Restate, word for word, all of the material shown below.

**RECORD LIST**

* * *

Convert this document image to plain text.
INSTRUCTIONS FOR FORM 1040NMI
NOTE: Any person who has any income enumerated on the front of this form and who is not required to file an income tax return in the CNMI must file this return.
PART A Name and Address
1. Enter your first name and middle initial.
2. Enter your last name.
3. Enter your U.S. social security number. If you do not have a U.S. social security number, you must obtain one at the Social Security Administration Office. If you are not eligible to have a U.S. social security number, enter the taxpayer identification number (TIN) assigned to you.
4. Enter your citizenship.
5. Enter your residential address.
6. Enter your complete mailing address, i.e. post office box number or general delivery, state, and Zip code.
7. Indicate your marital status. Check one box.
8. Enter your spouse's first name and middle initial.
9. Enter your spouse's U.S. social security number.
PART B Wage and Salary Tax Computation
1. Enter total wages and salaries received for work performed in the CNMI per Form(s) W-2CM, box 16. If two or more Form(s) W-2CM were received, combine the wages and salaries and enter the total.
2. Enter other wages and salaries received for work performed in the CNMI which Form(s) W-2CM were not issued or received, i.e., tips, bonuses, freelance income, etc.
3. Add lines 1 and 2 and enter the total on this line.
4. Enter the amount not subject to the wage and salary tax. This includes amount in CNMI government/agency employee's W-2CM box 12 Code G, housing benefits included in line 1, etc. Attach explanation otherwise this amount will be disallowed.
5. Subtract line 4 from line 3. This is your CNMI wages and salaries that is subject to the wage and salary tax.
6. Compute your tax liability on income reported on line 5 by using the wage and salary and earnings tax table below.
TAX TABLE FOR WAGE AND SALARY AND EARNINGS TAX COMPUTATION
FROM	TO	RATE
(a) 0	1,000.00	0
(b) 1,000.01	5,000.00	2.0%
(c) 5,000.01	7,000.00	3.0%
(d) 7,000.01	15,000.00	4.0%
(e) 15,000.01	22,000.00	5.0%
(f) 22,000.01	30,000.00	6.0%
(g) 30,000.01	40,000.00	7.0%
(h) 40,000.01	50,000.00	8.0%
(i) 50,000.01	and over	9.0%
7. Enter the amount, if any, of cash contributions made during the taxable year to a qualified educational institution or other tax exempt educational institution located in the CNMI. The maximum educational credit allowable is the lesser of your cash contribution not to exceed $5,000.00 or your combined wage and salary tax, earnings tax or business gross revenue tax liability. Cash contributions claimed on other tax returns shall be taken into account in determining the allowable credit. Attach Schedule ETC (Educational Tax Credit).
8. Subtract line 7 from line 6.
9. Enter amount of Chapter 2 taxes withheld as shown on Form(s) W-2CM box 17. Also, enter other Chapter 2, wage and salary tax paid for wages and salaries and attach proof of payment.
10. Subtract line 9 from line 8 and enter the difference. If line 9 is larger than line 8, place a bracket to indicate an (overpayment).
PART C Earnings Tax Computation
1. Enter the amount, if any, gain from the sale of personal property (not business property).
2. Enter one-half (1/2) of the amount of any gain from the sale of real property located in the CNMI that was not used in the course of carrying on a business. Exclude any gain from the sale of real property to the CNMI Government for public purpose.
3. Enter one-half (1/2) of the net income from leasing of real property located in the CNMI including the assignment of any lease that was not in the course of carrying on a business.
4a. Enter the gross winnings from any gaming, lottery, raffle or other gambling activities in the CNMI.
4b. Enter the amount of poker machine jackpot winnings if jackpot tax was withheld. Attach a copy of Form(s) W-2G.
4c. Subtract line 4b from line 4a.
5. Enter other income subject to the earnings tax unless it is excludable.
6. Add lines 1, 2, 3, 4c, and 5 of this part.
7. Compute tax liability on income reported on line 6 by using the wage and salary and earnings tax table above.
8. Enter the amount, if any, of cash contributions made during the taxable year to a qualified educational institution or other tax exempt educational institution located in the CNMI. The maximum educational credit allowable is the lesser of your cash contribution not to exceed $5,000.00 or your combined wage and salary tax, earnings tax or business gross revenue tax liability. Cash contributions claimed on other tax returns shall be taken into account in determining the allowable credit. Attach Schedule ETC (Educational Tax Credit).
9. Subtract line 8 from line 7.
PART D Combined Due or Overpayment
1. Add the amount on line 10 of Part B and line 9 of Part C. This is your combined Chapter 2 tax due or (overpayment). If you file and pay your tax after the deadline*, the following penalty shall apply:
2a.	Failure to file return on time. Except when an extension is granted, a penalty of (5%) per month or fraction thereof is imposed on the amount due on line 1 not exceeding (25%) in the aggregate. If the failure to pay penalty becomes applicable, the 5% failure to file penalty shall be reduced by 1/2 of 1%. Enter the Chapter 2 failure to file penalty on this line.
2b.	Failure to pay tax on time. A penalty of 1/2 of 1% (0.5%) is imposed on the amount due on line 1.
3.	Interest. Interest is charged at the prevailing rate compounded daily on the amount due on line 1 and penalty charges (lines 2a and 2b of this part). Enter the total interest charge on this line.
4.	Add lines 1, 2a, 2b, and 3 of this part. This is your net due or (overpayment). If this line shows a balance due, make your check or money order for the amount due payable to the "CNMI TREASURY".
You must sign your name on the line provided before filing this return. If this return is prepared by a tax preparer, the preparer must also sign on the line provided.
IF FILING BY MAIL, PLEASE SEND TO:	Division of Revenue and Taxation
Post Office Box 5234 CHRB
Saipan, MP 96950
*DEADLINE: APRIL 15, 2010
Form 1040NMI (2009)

* * *

**RESULT OF THE EXERCISE**
Convert this document image to plain text.
INSTRUCTIONS FOR FORM 1040NMI
NOTE: Any person who has any income enumerated on the front of this form and who is not required to file an income tax return in the CNMI must file this return.
PART A Name and Address
1. Enter your first name and middle initial.
2. Enter your last name.
3. Enter your U.S. social security number. If you do not have a U.S. social security number, you must obtain one at the Social Security Administration Office. If you are not eligible to have a U.S. social security number, enter the taxpayer identification number (TIN) assigned to you.
4. Enter your citizenship.
5. Enter your residential address.
6. Enter your complete mailing address, i.e. post office box number or general delivery, state, and Zip code.
7. Indicate your marital status. Check one box.
8. Enter your spouse's first name and middle initial.
9. Enter your spouse's U.S. social security number.
PART B Wage and Salary Tax Computation
1. Enter total wages and salaries received for work performed in the CNMI per Form(s) W-2CM, box 16. If two or more Form(s) W-2CM were received, combine the wages and salaries and enter the total.
2. Enter other wages and salaries received for work performed in the CNMI which Form(s) W-2CM were not issued or received, i.e., tips, bonuses, freelance income, etc.
3. Add lines 1 and 2 and enter the total on this line.
4. Enter the amount not subject to the wage and salary tax. This includes amount in CNMI government/agency employee's W-2CM box 12 Code G, housing benefits included in line 1, etc. Attach explanation otherwise this amount will be disallowed.
5. Subtract line 4 from line 3. This is your CNMI wages and salaries that is subject to the wage and salary tax.
6. Compute your tax liability on income reported on line 5 by using the wage and salary and earnings tax table below.
TAX TABLE FOR WAGE AND SALARY AND EARNINGS TAX COMPUTATION
FROM	TO	RATE
(a) 0	1,000.00	0
(b) 1,000.01	5,000.00	2.0%
(c) 5,000.01	7,000.00	3.0%
(d) 7,000.01	15,000.00	4.0%
(e) 15,000.01	22,000.00	5.0%
(f) 22,000.01	30,000.00	6.0%
(g) 30,000.01	40,000.00	7.0%
(h) 40,000.01	50,000.00	8.0%
(i) 50,000.01	and over	9.0%
7. Enter the amount, if any, of cash contributions made during the taxable year to a qualified educational institution or other tax exempt educational institution located in the CNMI. The maximum educational credit allowable is the lesser of your cash contribution not to exceed $5,000.00 or your combined wage and salary tax, earnings tax or business gross revenue tax liability. Cash contributions claimed on other tax returns shall be taken into account in determining the allowable credit. Attach Schedule ETC (Educational Tax Credit).
8. Subtract line 7 from line 6.
9. Enter amount of Chapter 2 taxes withheld as shown on Form(s) W-2CM box 17. Also, enter other Chapter 2, wage and salary tax paid for wages and salaries and attach proof of payment.
10. Subtract line 9 from line 8 and enter the difference. If line 9 is larger than line 8, place a bracket to indicate an (overpayment).
PART C Earnings Tax Computation
1. Enter the amount, if any, gain from the sale of personal property (not business property).
2. Enter one-half (1/2) of the amount of any gain from the sale of real property located in the CNMI that was not used in the course of carrying on a business. Exclude any gain from the sale of real property to the CNMI Government for public purpose.
3. Enter one-half (1/2) of the net income from leasing of real property located in the CNMI including the assignment of any lease that was not in the course of carrying on a business.
4a. Enter the gross winnings from any gaming, lottery, raffle or other gambling activities in the CNMI.
4b. Enter the amount of poker machine jackpot winnings if jackpot tax was withheld. Attach a copy of Form(s) W-2G.
4c. Subtract line 4b from line 4a.
5. Enter other income subject to the earnings tax unless it is excludable.
6. Add lines 1, 2, 3, 4c, and 5 of this part.
7. Compute tax liability on income reported on line 6 by using the wage and salary and earnings tax table above.
8. Enter the amount, if any, of cash contributions made during the taxable year to a qualified educational institution or other tax exempt educational institution located in the CNMI. The maximum educational credit allowable is the lesser of your cash contribution not to exceed $5,000.00 or your combined wage and salary tax, earnings tax or business gross revenue tax liability. Cash contributions claimed on other tax returns shall be taken into account in determining the allowable credit. Attach Schedule ETC (Educational Tax Credit).
9. Subtract line 8 from line 7.
PART D Combined Due or Overpayment
1. Add the amount on line 10 of Part B and line 9 of Part C. This is your combined Chapter 2 tax due or (overpayment). If you file and pay your tax after the deadline*, the following penalty shall apply:
2a.	Failure to file return on time. Except when an extension is granted, a penalty of (5%) per month or fraction thereof is imposed on the amount due on line 1 not exceeding (25%) in the aggregate. If the failure to pay penalty becomes applicable, the 5% failure to file penalty shall be reduced by 1/2 of 1%. Enter the Chapter 2 failure to file penalty on this line.
2b.	Failure to pay tax on time. A penalty of 1/2 of 1% (0.5%) is imposed on the amount due on line 1.
3.	Interest. Interest is charged at the prevailing rate compounded daily on the amount due on line 1 and penalty charges (lines 2a and 2b of this part). Enter the total interest charge on this line.
4.	Add lines 1, 2a, 2b, and 3 of this part. This is your net due or (overpayment). If this line shows a balance due, make your check or money order for the amount due payable to the "CNMI TREASURY".
You must sign your name on the line provided before filing this return. If this return is prepared by a tax preparer, the preparer must also sign on the line provided.
IF FILING BY MAIL, PLEASE SEND TO:	Division of Revenue and Taxation
Post Office Box 5234 CHRB
Saipan, MP 96950
*DEADLINE: APRIL 15, 2010
Form 1040NMI (2009)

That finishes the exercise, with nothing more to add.